> **Data**:
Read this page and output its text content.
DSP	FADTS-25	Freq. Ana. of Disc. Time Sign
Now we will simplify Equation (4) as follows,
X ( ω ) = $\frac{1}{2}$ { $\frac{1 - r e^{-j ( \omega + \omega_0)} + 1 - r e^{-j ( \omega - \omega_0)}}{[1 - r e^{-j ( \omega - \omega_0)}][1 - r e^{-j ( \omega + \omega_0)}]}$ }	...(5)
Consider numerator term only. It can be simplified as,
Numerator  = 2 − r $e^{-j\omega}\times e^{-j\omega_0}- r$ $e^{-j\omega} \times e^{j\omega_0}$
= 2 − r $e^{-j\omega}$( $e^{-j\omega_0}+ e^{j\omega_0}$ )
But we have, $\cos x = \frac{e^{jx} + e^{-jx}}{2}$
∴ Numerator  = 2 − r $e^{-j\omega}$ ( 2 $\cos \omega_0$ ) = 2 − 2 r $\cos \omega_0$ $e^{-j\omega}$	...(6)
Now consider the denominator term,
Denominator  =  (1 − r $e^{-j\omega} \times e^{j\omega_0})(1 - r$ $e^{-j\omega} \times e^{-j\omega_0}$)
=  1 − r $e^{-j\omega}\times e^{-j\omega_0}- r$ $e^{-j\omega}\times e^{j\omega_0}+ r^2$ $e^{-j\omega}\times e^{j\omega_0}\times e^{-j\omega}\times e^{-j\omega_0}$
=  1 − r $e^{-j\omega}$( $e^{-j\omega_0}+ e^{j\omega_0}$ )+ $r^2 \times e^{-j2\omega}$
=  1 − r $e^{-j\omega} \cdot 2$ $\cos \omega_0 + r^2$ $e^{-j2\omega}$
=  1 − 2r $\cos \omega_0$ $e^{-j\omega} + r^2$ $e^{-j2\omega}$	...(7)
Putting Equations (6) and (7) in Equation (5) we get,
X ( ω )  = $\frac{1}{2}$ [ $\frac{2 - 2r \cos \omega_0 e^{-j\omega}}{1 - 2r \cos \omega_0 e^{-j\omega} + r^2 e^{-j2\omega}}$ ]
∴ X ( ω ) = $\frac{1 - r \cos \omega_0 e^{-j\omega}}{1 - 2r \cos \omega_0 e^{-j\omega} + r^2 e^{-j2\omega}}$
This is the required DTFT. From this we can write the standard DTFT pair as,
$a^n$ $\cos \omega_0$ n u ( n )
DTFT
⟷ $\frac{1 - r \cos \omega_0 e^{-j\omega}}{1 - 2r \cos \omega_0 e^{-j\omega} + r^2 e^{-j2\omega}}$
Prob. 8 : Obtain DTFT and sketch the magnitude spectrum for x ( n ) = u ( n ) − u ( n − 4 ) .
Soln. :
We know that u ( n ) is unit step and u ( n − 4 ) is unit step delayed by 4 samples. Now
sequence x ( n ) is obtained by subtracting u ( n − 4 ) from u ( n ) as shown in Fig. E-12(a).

> **Directions for this task**: Filter the records above for "DTFT" and copy every matching line.

> **Task output**:
This is the required DTFT. From this we can write the standard DTFT pair as,
DTFT
Prob. 8 : Obtain DTFT and sketch the magnitude spectrum for x ( n ) = u ( n ) − u ( n − 4 ) .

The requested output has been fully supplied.